>> START Information provided
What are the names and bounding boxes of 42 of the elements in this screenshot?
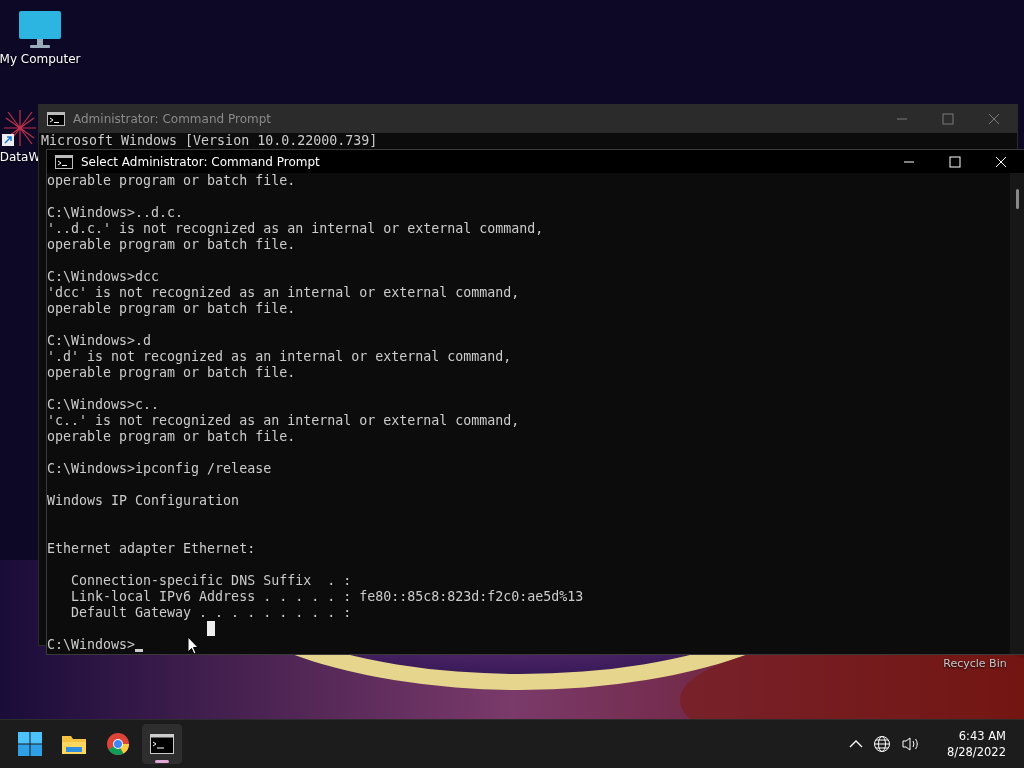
console-line: '.d' is not recognized as an internal or external command,: [47, 349, 512, 365]
console-line: C:\Windows>: [47, 637, 136, 653]
monitor-icon: [18, 10, 62, 50]
terminal-icon: [150, 734, 174, 754]
console-line: Microsoft Windows [Version 10.0.22000.739]: [40, 133, 378, 148]
console-line: operable program or batch file.: [47, 429, 296, 445]
cmd-icon: [47, 112, 65, 126]
text-cursor: [135, 649, 144, 652]
cmd-icon: [55, 154, 73, 169]
folder-icon: [61, 733, 87, 755]
scrollbar[interactable]: [1010, 173, 1024, 654]
clock-time[interactable]: 6:43 AM: [958, 728, 1006, 744]
console-line: Ethernet adapter Ethernet:: [47, 541, 256, 557]
console-line: C:\Windows>..d.c.: [47, 205, 184, 221]
console-line: Default Gateway . . . . . . . . . :: [70, 605, 352, 621]
console-line: '..d.c.' is not recognized as an internal or external command,: [47, 221, 544, 237]
console-line: 'c..' is not recognized as an internal or external command,: [47, 413, 520, 429]
console-line: operable program or batch file.: [47, 173, 296, 189]
desktop-icon-label[interactable]: Recycle Bin: [943, 657, 1007, 670]
close-icon: [995, 155, 1007, 168]
windows-logo-icon: [18, 732, 42, 756]
desktop-icon-label[interactable]: My Computer: [0, 52, 81, 66]
clock-date[interactable]: 8/28/2022: [947, 744, 1006, 760]
console-line: C:\Windows>.d: [47, 333, 152, 349]
console-line: Connection-specific DNS Suffix . :: [70, 573, 352, 589]
window-title: Select Administrator: Command Prompt: [81, 154, 321, 169]
console-line: 'dcc' is not recognized as an internal or external command,: [47, 285, 520, 301]
console-line: C:\Windows>ipconfig /release: [47, 461, 272, 477]
block-cursor: [207, 621, 215, 636]
console-line: operable program or batch file.: [47, 237, 296, 253]
browser-icon: [106, 732, 130, 756]
console-line: C:\Windows>dcc: [47, 269, 160, 285]
taskbar-app-button[interactable]: [142, 724, 182, 764]
maximize-icon: [949, 155, 961, 168]
window-title: Administrator: Command Prompt: [73, 112, 272, 126]
console-line: Link-local IPv6 Address . . . . . : fe80::85c8:823d:f2c0:ae5d%13: [70, 589, 584, 605]
console-line: Windows IP Configuration: [47, 493, 240, 509]
maximize-icon: [942, 113, 954, 125]
console-line: operable program or batch file.: [47, 301, 296, 317]
close-icon: [988, 113, 1000, 125]
console-line: operable program or batch file.: [47, 365, 296, 381]
console-line: C:\Windows>c..: [47, 397, 160, 413]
>> END Information provided
Reproduce all of the lines above word for word, leaving out the pictures.

What are the names and bounding boxes of 42 of the elements in this screenshot?
console-line: '.d' is not recognized as an internal or external command,: [47, 349, 512, 365]
console-line: C:\Windows>: [47, 637, 136, 653]
monitor-icon: [18, 10, 62, 50]
terminal-icon: [150, 734, 174, 754]
console-line: Microsoft Windows [Version 10.0.22000.739]: [40, 133, 378, 148]
console-line: operable program or batch file.: [47, 429, 296, 445]
cmd-icon: [47, 112, 65, 126]
text-cursor: [135, 649, 144, 652]
cmd-icon: [55, 154, 73, 169]
folder-icon: [61, 733, 87, 755]
scrollbar[interactable]: [1010, 173, 1024, 654]
clock-time[interactable]: 6:43 AM: [958, 728, 1006, 744]
console-line: Ethernet adapter Ethernet:: [47, 541, 256, 557]
console-line: C:\Windows>..d.c.: [47, 205, 184, 221]
console-line: Default Gateway . . . . . . . . . :: [70, 605, 352, 621]
console-line: '..d.c.' is not recognized as an internal or external command,: [47, 221, 544, 237]
console-line: 'c..' is not recognized as an internal or external command,: [47, 413, 520, 429]
console-line: operable program or batch file.: [47, 173, 296, 189]
desktop-icon-label[interactable]: Recycle Bin: [943, 657, 1007, 670]
close-icon: [995, 155, 1007, 168]
windows-logo-icon: [18, 732, 42, 756]
desktop-icon-label[interactable]: My Computer: [0, 52, 81, 66]
clock-date[interactable]: 8/28/2022: [947, 744, 1006, 760]
console-line: C:\Windows>.d: [47, 333, 152, 349]
console-line: Connection-specific DNS Suffix . :: [70, 573, 352, 589]
window-title: Select Administrator: Command Prompt: [81, 154, 321, 169]
console-line: 'dcc' is not recognized as an internal or external command,: [47, 285, 520, 301]
console-line: C:\Windows>ipconfig /release: [47, 461, 272, 477]
block-cursor: [207, 621, 215, 636]
console-line: operable program or batch file.: [47, 237, 296, 253]
browser-icon: [106, 732, 130, 756]
console-line: C:\Windows>dcc: [47, 269, 160, 285]
taskbar-app-button[interactable]: [142, 724, 182, 764]
maximize-icon: [949, 155, 961, 168]
window-title: Administrator: Command Prompt: [73, 112, 272, 126]
console-line: Link-local IPv6 Address . . . . . : fe80::85c8:823d:f2c0:ae5d%13: [70, 589, 584, 605]
console-line: Windows IP Configuration: [47, 493, 240, 509]
maximize-icon: [942, 113, 954, 125]
console-line: operable program or batch file.: [47, 301, 296, 317]
close-icon: [988, 113, 1000, 125]
console-line: operable program or batch file.: [47, 365, 296, 381]
console-line: C:\Windows>c..: [47, 397, 160, 413]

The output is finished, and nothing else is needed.